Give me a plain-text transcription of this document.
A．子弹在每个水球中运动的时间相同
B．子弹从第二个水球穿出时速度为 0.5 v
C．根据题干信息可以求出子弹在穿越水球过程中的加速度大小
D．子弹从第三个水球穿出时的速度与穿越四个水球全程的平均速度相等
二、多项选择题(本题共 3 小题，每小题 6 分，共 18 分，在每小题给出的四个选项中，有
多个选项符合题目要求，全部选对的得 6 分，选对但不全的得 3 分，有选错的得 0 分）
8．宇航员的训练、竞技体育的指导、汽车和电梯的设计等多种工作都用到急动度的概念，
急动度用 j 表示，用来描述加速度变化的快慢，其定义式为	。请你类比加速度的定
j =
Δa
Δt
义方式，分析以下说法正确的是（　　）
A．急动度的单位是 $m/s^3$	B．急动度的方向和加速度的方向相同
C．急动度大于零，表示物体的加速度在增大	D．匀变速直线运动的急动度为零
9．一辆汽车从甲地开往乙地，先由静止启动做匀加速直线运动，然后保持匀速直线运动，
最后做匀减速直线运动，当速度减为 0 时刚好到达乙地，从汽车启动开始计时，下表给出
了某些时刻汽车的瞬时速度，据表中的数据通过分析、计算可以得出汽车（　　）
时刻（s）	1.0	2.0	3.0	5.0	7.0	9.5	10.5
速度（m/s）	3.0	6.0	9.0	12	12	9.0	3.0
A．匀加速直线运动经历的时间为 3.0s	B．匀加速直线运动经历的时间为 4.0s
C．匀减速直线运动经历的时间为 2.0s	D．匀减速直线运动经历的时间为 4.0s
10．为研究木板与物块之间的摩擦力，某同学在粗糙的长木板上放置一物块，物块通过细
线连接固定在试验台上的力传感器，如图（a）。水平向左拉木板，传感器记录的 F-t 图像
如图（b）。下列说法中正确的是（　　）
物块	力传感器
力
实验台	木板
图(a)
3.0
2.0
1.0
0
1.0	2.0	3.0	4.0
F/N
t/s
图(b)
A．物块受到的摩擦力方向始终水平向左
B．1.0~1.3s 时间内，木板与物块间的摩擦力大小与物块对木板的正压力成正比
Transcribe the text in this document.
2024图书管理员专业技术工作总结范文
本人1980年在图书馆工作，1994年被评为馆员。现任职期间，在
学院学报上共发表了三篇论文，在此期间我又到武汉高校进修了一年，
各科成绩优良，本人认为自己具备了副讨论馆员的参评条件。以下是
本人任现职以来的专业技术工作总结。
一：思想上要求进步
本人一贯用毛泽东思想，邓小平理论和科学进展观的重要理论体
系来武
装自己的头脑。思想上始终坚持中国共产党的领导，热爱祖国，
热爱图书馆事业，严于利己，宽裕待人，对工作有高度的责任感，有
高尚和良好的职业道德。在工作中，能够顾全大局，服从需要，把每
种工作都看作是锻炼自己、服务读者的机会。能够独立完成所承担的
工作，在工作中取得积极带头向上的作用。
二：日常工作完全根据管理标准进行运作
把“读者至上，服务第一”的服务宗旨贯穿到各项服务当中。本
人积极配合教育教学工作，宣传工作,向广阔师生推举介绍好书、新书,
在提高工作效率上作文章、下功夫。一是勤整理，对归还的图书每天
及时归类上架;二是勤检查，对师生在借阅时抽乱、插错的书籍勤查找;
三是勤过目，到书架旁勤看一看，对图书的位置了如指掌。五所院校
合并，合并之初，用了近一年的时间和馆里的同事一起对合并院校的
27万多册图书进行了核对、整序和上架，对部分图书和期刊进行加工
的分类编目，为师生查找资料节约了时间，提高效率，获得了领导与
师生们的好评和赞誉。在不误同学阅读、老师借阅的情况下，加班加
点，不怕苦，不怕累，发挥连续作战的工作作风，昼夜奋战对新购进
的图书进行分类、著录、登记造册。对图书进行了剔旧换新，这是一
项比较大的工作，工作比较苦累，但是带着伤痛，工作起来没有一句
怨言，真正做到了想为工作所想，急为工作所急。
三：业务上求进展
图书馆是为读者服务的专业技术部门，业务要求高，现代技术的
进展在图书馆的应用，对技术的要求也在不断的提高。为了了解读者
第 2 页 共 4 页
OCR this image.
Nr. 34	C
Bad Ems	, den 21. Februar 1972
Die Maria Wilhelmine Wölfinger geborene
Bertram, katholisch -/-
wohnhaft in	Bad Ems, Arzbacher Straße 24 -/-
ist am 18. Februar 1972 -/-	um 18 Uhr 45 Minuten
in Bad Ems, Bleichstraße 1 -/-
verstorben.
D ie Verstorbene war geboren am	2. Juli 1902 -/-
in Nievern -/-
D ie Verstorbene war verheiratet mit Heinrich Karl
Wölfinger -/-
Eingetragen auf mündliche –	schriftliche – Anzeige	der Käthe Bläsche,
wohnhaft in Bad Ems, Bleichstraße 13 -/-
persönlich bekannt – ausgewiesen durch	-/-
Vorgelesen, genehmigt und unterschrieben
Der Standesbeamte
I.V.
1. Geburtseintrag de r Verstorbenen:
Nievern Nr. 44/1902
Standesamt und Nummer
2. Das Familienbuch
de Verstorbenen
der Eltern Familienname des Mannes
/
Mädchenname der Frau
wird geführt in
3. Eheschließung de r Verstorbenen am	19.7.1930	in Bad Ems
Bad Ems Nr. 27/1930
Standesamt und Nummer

:::::

▸ GOAL OF THE EXERCISE:
Starting at the line that contains "Transcribe the text in this document.", quote each remaining line of the entries above, unchanged.

▸ FULL RESPONSE:
Transcribe the text in this document.
2024图书管理员专业技术工作总结范文
本人1980年在图书馆工作，1994年被评为馆员。现任职期间，在
学院学报上共发表了三篇论文，在此期间我又到武汉高校进修了一年，
各科成绩优良，本人认为自己具备了副讨论馆员的参评条件。以下是
本人任现职以来的专业技术工作总结。
一：思想上要求进步
本人一贯用毛泽东思想，邓小平理论和科学进展观的重要理论体
系来武
装自己的头脑。思想上始终坚持中国共产党的领导，热爱祖国，
热爱图书馆事业，严于利己，宽裕待人，对工作有高度的责任感，有
高尚和良好的职业道德。在工作中，能够顾全大局，服从需要，把每
种工作都看作是锻炼自己、服务读者的机会。能够独立完成所承担的
工作，在工作中取得积极带头向上的作用。
二：日常工作完全根据管理标准进行运作
把“读者至上，服务第一”的服务宗旨贯穿到各项服务当中。本
人积极配合教育教学工作，宣传工作,向广阔师生推举介绍好书、新书,
在提高工作效率上作文章、下功夫。一是勤整理，对归还的图书每天
及时归类上架;二是勤检查，对师生在借阅时抽乱、插错的书籍勤查找;
三是勤过目，到书架旁勤看一看，对图书的位置了如指掌。五所院校
合并，合并之初，用了近一年的时间和馆里的同事一起对合并院校的
27万多册图书进行了核对、整序和上架，对部分图书和期刊进行加工
的分类编目，为师生查找资料节约了时间，提高效率，获得了领导与
师生们的好评和赞誉。在不误同学阅读、老师借阅的情况下，加班加
点，不怕苦，不怕累，发挥连续作战的工作作风，昼夜奋战对新购进
的图书进行分类、著录、登记造册。对图书进行了剔旧换新，这是一
项比较大的工作，工作比较苦累，但是带着伤痛，工作起来没有一句
怨言，真正做到了想为工作所想，急为工作所急。
三：业务上求进展
图书馆是为读者服务的专业技术部门，业务要求高，现代技术的
进展在图书馆的应用，对技术的要求也在不断的提高。为了了解读者
第 2 页 共 4 页
OCR this image.
Nr. 34	C
Bad Ems	, den 21. Februar 1972
Die Maria Wilhelmine Wölfinger geborene
Bertram, katholisch -/-
wohnhaft in	Bad Ems, Arzbacher Straße 24 -/-
ist am 18. Februar 1972 -/-	um 18 Uhr 45 Minuten
in Bad Ems, Bleichstraße 1 -/-
verstorben.
D ie Verstorbene war geboren am	2. Juli 1902 -/-
in Nievern -/-
D ie Verstorbene war verheiratet mit Heinrich Karl
Wölfinger -/-
Eingetragen auf mündliche –	schriftliche – Anzeige	der Käthe Bläsche,
wohnhaft in Bad Ems, Bleichstraße 13 -/-
persönlich bekannt – ausgewiesen durch	-/-
Vorgelesen, genehmigt und unterschrieben
Der Standesbeamte
I.V.
1. Geburtseintrag de r Verstorbenen:
Nievern Nr. 44/1902
Standesamt und Nummer
2. Das Familienbuch
de Verstorbenen
der Eltern Familienname des Mannes
/
Mädchenname der Frau
wird geführt in
3. Eheschließung de r Verstorbenen am	19.7.1930	in Bad Ems
Bad Ems Nr. 27/1930
Standesamt und Nummer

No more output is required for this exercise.